図9は、具体的には、(1)ユーザの就労、(2)管理者端末12からの勤務情報の提供に続いて、以下の処理が時系列で実行される様子を示している。尚、
図9において、
図4に示す処理と同様の処理については、その説明を省略または簡略する。
【0074】
(6)雇用関係仲介サーバ20は、ユーザ端末14-1に、貸し付け情報を提供する。貸し付け情報には、貸し付け可能額と、貸し付け金利が含まれる。貸し付け可能額は、完了した未払いの労務の対価、つまり確定債権に基づく予定給与を上限とすることができる。また、貸し付け可能額は、次回の給与支給日までに予定されている未完の労務に対する対価を含む予定給与に基づいて設定してもよい。また、貸し付け可能額および金利には、勤務情報に含まれる勤務態度や勤務評定、更には勤続期間等に基づく優遇措置を反映させてもよい。また、雇用関係仲介サーバ20がアクセス可能なユーザの信用に関わるスコアを、その優遇措置に反映させることとしてもよい。優遇措置が反映された貸し付け可能額は、未確定債権を含む予定給与の額を超えるものであってもよい。

^^^^^^^^^^^^^^^^

▸ **やること**
1. ページの「図9は、具体的には、(1)ユ」から「を超えるものであってもよい。」までを、一字一句そのまま書き写してください。
2. 記録の最初の行から「bottom-hour-label: 03 xyxy=(277,603,291,618)」を含む行までを、両端も含めて、1行につき1つの文字列にしたJSONのリストに書き直してください。空行は入れないでください。

要素ボックスの注記
^^^^^^^^^^^^^^^^

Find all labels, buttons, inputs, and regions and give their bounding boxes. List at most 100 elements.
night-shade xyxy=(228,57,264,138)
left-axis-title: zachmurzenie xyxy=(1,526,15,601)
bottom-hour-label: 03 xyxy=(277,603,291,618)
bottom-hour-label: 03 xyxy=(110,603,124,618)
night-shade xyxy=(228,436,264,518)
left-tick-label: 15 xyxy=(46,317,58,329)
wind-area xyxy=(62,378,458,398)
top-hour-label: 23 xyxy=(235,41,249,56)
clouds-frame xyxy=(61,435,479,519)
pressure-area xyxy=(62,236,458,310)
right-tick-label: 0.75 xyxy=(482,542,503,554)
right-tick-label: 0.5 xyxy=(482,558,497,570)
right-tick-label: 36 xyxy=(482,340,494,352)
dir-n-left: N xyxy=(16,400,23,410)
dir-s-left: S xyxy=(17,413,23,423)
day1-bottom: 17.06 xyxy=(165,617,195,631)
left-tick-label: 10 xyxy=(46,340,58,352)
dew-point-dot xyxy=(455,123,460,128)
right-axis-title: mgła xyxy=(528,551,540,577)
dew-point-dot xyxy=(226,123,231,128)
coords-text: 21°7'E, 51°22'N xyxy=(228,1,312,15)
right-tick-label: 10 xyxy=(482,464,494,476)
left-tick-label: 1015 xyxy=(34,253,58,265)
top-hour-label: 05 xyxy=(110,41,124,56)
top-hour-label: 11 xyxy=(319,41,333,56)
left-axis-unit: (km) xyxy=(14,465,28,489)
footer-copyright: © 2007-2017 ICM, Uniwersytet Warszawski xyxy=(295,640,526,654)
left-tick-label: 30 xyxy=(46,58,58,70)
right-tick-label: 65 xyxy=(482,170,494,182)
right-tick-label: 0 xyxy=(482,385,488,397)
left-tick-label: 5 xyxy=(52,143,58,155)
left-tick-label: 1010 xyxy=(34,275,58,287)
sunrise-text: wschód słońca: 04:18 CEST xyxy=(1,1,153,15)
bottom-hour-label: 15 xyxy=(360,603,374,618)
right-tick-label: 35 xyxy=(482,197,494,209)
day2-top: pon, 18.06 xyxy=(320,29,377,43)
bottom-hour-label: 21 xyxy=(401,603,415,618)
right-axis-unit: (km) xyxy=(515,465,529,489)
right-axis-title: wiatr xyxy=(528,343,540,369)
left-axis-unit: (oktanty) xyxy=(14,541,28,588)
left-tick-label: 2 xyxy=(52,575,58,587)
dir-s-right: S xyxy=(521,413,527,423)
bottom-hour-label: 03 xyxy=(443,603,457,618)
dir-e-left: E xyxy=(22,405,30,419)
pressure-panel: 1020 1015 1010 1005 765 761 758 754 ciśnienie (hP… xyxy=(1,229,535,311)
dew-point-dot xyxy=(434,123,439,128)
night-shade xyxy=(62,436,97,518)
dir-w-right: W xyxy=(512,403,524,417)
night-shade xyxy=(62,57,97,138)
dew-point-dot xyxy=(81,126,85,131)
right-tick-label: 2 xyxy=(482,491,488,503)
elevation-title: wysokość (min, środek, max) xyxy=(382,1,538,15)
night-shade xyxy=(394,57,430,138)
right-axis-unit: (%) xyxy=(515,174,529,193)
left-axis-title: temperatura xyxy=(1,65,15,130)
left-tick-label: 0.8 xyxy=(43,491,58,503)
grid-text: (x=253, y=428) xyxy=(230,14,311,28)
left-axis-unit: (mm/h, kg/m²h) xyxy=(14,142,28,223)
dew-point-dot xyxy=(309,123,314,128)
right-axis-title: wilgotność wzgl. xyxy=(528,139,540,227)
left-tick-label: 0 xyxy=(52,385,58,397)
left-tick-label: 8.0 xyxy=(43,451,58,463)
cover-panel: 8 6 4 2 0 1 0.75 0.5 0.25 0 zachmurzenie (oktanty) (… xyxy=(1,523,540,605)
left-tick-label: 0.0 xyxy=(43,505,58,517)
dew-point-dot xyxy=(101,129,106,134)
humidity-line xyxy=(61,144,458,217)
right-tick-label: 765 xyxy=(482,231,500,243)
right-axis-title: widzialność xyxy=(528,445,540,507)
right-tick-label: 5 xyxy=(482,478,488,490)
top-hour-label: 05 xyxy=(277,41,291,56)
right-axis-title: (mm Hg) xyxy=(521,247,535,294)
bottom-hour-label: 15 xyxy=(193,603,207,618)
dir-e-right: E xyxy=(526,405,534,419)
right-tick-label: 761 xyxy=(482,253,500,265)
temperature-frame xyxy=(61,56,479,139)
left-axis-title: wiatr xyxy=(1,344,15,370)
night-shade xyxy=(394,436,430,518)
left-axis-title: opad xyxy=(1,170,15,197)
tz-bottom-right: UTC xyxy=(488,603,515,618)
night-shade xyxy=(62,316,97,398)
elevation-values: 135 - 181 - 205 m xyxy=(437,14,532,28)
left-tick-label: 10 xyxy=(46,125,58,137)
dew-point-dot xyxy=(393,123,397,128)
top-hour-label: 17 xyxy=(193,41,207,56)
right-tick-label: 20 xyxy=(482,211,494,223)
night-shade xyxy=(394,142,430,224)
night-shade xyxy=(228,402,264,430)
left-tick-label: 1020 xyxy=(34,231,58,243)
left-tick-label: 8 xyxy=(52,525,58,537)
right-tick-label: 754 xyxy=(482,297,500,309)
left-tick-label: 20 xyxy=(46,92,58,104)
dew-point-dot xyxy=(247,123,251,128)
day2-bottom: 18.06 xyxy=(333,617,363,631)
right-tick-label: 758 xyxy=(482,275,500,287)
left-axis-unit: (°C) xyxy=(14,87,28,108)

^^^^^^^^^^^^^^^^

▸ **解答**
1.
図9は、具体的には、(1)ユーザの就労、(2)管理者端末12からの勤務情報の提供に続いて、以下の処理が時系列で実行される様子を示している。尚、
図9において、
図4に示す処理と同様の処理については、その説明を省略または簡略する。
【0074】
(6)雇用関係仲介サーバ20は、ユーザ端末14-1に、貸し付け情報を提供する。貸し付け情報には、貸し付け可能額と、貸し付け金利が含まれる。貸し付け可能額は、完了した未払いの労務の対価、つまり確定債権に基づく予定給与を上限とすることができる。また、貸し付け可能額は、次回の給与支給日までに予定されている未完の労務に対する対価を含む予定給与に基づいて設定してもよい。また、貸し付け可能額および金利には、勤務情報に含まれる勤務態度や勤務評定、更には勤続期間等に基づく優遇措置を反映させてもよい。また、雇用関係仲介サーバ20がアクセス可能なユーザの信用に関わるスコアを、その優遇措置に反映させることとしてもよい。優遇措置が反映された貸し付け可能額は、未確定債権を含む予定給与の額を超えるものであってもよい。

2.
[
  "Find all labels, buttons, inputs, and regions and give their bounding boxes. List at most 100 elements.",
  "night-shade xyxy=(228,57,264,138)",
  "left-axis-title: zachmurzenie xyxy=(1,526,15,601)",
  "bottom-hour-label: 03 xyxy=(277,603,291,618)"
]